Isolate every line in the data with the string "text" and copy it.

— BEGIN SOURCE RECORDS —

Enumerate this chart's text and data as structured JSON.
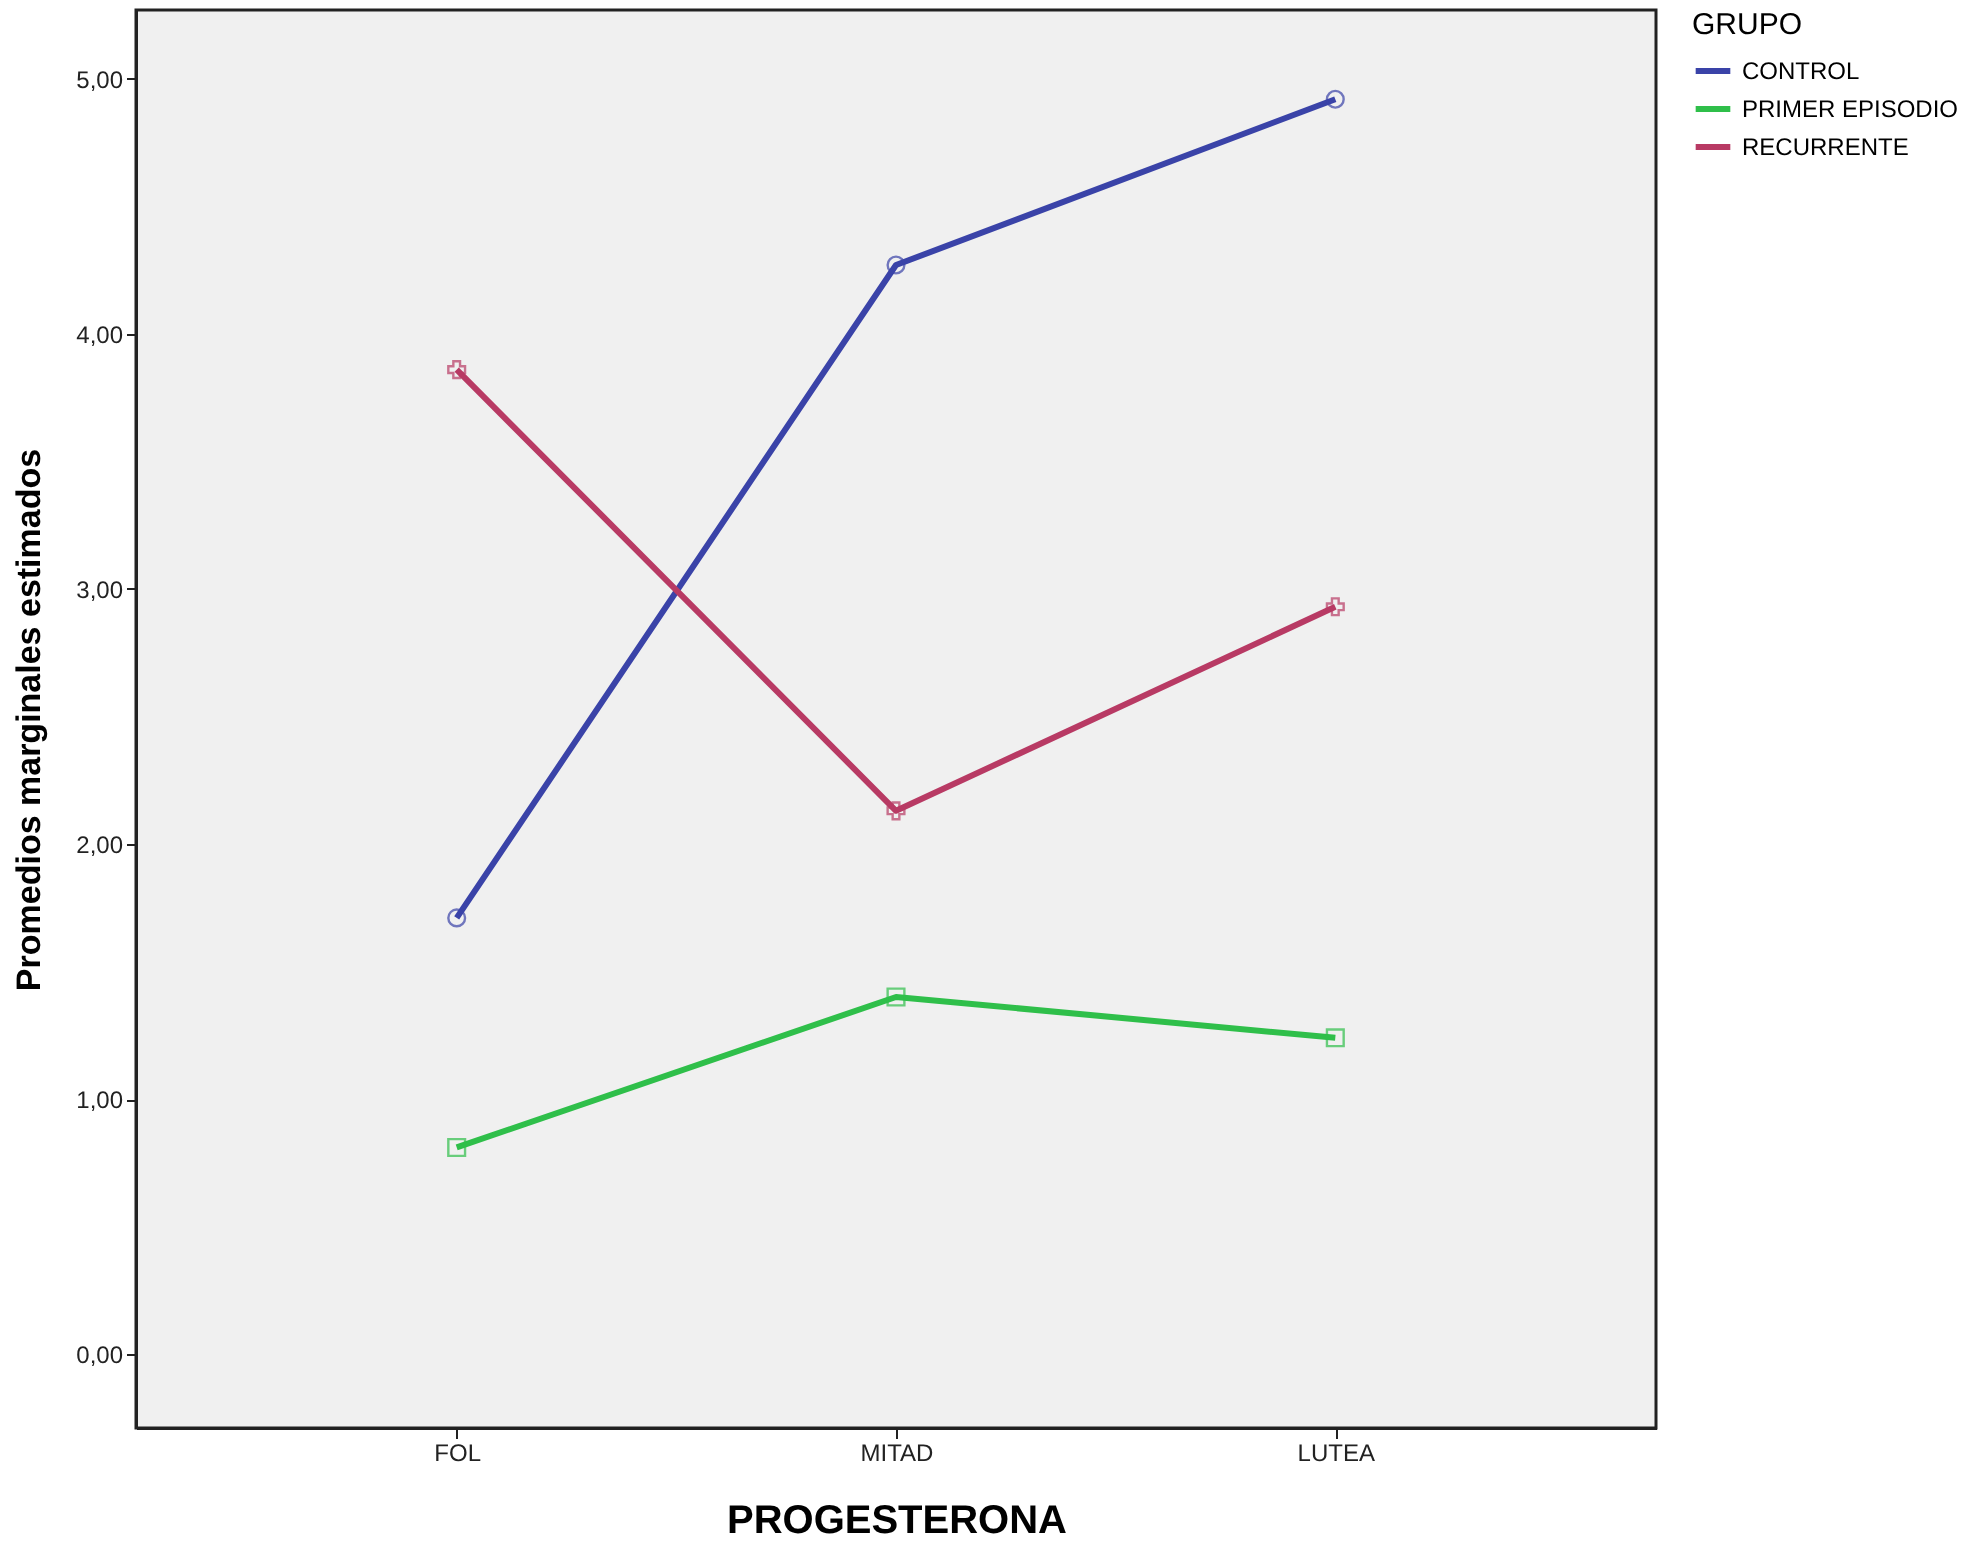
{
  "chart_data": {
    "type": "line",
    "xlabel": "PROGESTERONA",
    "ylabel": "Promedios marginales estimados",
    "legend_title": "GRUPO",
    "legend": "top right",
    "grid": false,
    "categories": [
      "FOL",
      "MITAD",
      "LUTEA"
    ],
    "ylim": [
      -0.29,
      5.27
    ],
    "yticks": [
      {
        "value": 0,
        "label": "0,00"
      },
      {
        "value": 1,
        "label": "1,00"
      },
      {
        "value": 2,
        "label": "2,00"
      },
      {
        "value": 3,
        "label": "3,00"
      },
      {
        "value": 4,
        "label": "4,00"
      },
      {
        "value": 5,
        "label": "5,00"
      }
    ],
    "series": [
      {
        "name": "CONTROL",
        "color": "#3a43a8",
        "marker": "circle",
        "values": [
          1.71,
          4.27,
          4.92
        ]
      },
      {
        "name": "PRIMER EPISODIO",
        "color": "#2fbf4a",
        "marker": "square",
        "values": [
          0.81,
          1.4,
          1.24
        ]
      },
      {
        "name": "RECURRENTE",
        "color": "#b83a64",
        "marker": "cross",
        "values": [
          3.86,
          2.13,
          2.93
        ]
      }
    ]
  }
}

— END SOURCE RECORDS —
— BEGIN SOURCE RECORDS —

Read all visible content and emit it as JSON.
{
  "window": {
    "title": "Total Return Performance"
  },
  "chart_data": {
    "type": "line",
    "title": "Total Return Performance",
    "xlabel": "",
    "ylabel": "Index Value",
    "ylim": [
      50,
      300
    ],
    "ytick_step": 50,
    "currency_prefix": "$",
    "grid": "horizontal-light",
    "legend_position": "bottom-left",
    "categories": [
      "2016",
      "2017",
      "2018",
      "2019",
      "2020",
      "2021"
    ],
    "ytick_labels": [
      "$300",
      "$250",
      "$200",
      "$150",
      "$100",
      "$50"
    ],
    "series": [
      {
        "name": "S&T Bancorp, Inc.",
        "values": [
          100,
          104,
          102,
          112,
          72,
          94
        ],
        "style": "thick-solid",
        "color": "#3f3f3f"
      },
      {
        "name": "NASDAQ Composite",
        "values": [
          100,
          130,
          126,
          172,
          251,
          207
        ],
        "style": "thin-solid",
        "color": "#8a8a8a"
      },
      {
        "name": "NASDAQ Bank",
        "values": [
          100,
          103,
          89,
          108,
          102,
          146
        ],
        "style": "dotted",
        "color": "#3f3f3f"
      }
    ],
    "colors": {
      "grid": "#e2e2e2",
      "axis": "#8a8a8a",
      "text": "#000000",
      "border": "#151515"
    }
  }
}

— END SOURCE RECORDS —

SOLUTION FOR THIS TASK:
Enumerate this chart's text and data as structured JSON.
      "text": "#000000",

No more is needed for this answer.